EXERCISE BRIEF. Write out all records as given; omit images.

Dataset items
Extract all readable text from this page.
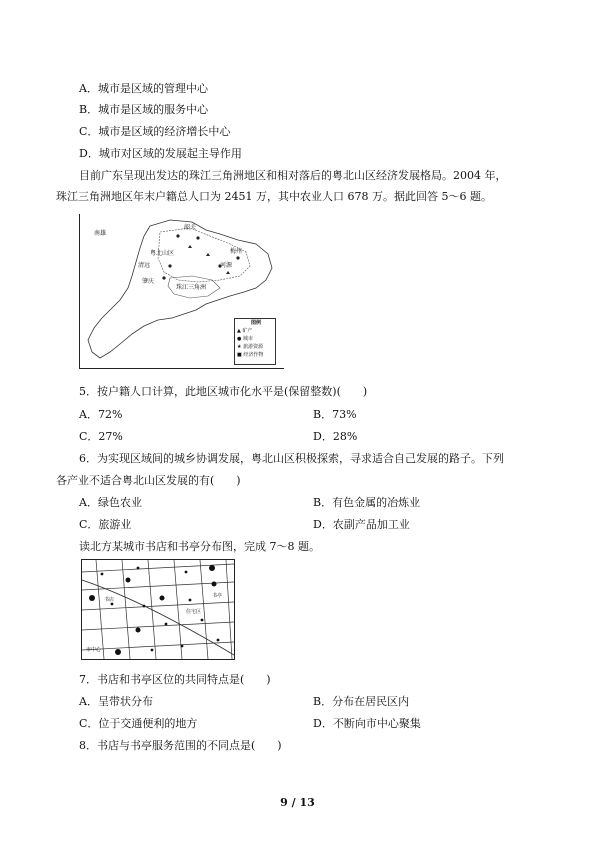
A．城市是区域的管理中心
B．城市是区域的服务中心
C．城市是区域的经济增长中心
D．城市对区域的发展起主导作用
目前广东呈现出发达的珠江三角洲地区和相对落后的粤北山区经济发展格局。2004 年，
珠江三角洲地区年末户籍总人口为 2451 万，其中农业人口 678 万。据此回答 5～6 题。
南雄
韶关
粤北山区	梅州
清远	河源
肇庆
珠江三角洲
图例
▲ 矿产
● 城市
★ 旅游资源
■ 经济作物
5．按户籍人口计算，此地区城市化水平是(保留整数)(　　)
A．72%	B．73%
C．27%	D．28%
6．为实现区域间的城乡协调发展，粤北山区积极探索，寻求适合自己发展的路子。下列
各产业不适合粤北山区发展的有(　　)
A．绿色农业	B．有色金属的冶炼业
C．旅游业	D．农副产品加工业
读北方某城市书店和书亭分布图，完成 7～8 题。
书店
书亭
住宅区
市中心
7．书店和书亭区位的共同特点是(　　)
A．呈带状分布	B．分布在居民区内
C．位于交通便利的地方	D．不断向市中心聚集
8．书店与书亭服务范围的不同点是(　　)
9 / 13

OUTPUT.
Extract all readable text from this page.
A．城市是区域的管理中心
B．城市是区域的服务中心
C．城市是区域的经济增长中心
D．城市对区域的发展起主导作用
目前广东呈现出发达的珠江三角洲地区和相对落后的粤北山区经济发展格局。2004 年，
珠江三角洲地区年末户籍总人口为 2451 万，其中农业人口 678 万。据此回答 5～6 题。
南雄
韶关
粤北山区	梅州
清远	河源
肇庆
珠江三角洲
图例
▲ 矿产
● 城市
★ 旅游资源
■ 经济作物
5．按户籍人口计算，此地区城市化水平是(保留整数)(　　)
A．72%	B．73%
C．27%	D．28%
6．为实现区域间的城乡协调发展，粤北山区积极探索，寻求适合自己发展的路子。下列
各产业不适合粤北山区发展的有(　　)
A．绿色农业	B．有色金属的冶炼业
C．旅游业	D．农副产品加工业
读北方某城市书店和书亭分布图，完成 7～8 题。
书店
书亭
住宅区
市中心
7．书店和书亭区位的共同特点是(　　)
A．呈带状分布	B．分布在居民区内
C．位于交通便利的地方	D．不断向市中心聚集
8．书店与书亭服务范围的不同点是(　　)
9 / 13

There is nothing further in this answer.